Labeled region entries =>

--- --- ---

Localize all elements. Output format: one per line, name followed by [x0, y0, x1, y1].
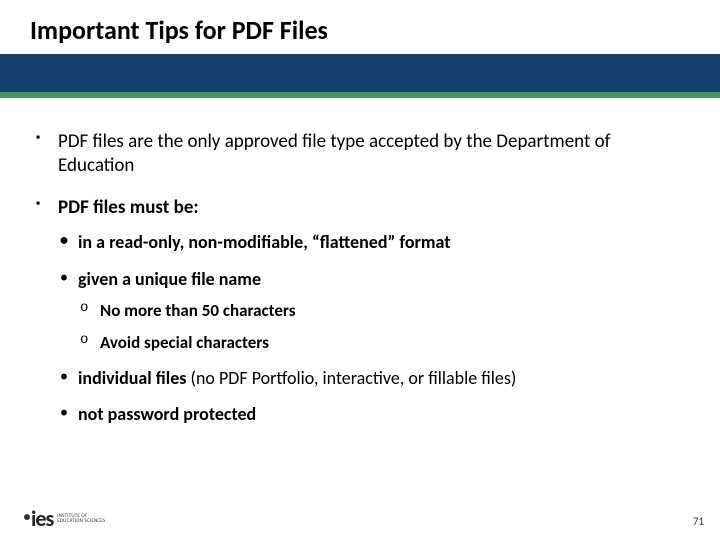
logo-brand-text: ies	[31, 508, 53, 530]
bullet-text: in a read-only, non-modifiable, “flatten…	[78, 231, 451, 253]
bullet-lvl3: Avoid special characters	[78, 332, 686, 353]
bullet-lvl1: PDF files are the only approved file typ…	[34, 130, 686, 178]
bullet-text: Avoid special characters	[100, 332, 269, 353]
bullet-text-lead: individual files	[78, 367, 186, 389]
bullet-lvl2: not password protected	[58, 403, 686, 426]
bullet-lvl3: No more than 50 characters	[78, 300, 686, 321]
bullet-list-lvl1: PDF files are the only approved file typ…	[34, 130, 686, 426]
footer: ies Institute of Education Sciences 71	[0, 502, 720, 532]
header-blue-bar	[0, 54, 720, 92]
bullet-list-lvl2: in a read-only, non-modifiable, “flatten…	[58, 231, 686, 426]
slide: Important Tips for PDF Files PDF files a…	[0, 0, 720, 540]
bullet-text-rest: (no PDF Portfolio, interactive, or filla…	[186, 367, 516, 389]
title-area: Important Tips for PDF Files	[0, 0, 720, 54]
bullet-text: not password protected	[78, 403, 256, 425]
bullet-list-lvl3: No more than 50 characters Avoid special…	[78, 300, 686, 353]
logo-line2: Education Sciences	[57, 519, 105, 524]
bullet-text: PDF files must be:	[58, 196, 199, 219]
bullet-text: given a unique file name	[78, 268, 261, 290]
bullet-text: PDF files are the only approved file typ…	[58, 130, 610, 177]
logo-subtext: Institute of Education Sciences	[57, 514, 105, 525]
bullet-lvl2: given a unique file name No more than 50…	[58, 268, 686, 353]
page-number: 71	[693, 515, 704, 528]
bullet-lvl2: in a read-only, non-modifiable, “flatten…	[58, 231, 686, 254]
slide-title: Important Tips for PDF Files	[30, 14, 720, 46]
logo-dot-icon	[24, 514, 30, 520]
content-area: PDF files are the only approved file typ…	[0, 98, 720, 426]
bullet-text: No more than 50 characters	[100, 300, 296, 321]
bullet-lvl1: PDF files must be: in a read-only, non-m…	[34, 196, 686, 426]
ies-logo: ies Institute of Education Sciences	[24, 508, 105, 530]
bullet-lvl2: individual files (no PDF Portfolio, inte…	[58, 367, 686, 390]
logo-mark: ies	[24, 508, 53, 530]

--- --- ---

Select each line above that contains the string "password".

Response =>
bullet-lvl2: not password protected	[58, 403, 686, 426]
bullet-text: not password protected	[78, 403, 256, 425]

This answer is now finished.